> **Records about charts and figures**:
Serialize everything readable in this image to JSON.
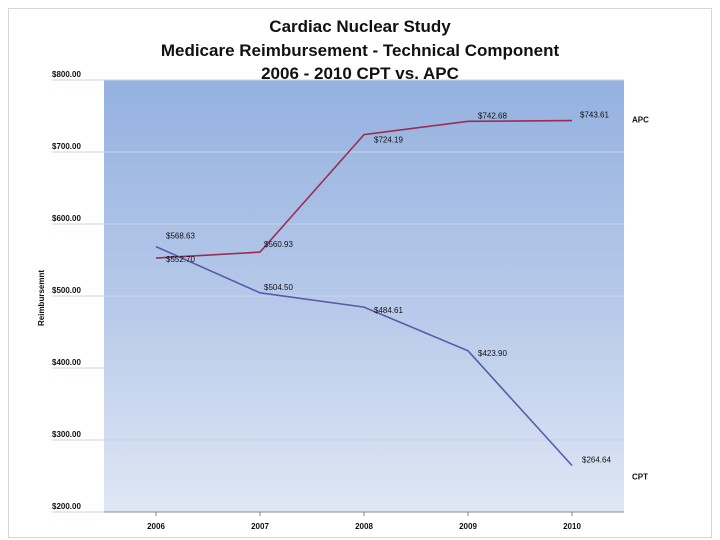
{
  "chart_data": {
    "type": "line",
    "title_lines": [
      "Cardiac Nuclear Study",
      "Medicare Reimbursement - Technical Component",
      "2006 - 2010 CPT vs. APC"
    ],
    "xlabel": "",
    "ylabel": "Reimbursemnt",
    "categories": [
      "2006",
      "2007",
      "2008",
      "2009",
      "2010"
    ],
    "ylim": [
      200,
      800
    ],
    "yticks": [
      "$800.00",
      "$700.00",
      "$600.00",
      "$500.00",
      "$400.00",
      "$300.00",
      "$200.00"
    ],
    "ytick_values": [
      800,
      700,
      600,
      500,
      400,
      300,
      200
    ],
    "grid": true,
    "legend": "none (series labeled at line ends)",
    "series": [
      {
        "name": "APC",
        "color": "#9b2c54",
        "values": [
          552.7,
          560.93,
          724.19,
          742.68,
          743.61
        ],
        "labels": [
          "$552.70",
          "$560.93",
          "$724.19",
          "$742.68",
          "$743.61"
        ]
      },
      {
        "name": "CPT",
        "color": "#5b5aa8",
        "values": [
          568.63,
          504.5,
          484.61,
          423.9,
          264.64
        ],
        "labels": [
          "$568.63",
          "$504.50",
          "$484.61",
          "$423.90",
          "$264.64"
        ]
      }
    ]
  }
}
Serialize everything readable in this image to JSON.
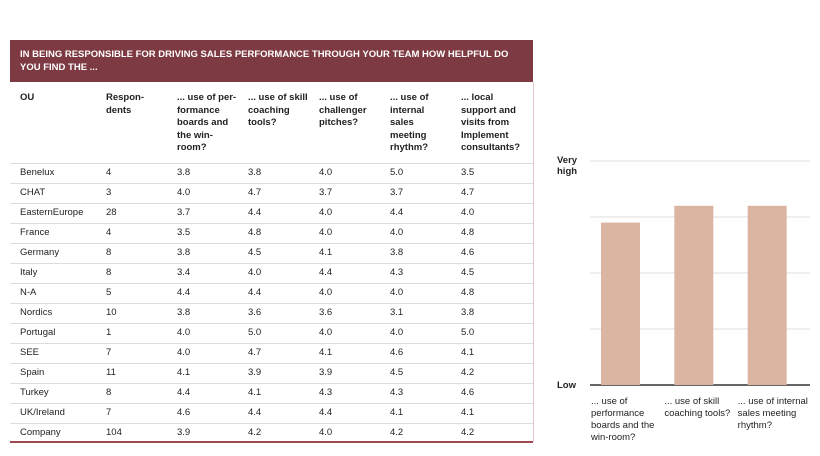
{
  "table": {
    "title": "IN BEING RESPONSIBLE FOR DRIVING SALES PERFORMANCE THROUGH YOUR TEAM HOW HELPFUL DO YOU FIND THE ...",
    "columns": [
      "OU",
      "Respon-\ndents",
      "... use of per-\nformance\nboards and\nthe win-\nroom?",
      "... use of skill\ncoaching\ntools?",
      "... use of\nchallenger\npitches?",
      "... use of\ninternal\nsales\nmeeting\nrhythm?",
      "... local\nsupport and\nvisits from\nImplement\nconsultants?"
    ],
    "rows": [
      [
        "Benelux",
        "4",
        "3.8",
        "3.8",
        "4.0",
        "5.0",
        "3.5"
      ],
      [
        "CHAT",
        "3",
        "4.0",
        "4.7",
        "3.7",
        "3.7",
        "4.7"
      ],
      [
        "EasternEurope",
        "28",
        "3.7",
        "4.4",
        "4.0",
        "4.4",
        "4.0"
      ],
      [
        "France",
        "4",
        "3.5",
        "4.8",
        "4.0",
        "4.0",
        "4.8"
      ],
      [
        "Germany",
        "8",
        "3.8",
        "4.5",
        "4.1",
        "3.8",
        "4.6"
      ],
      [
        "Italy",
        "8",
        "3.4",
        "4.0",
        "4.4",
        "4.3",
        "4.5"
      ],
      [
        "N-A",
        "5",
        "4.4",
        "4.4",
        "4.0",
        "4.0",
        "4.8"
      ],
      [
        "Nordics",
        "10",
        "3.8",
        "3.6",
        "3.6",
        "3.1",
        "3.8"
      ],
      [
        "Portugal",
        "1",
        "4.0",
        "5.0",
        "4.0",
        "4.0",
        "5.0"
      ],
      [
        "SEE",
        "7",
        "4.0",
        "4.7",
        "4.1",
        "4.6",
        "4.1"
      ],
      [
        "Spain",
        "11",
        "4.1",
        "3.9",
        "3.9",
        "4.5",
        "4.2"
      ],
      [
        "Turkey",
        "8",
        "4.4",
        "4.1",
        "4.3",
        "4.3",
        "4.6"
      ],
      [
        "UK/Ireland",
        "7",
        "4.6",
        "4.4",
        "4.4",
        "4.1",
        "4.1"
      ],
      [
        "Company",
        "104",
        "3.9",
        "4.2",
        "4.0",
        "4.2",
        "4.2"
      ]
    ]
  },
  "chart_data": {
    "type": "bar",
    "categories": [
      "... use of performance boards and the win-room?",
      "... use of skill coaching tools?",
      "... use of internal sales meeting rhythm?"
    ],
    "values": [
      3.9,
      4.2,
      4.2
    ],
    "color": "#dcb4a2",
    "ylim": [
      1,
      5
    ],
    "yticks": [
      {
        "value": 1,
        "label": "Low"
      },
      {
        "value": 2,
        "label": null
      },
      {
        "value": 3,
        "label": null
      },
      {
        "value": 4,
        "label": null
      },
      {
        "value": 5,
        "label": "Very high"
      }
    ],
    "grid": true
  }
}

> **THE EXERCISE**: Go through the records and show every line with the string "series" in it.

> **ANSWER TO THIS EXERCISE**:
    "legend": "none (series labeled at line ends)",
    "series": [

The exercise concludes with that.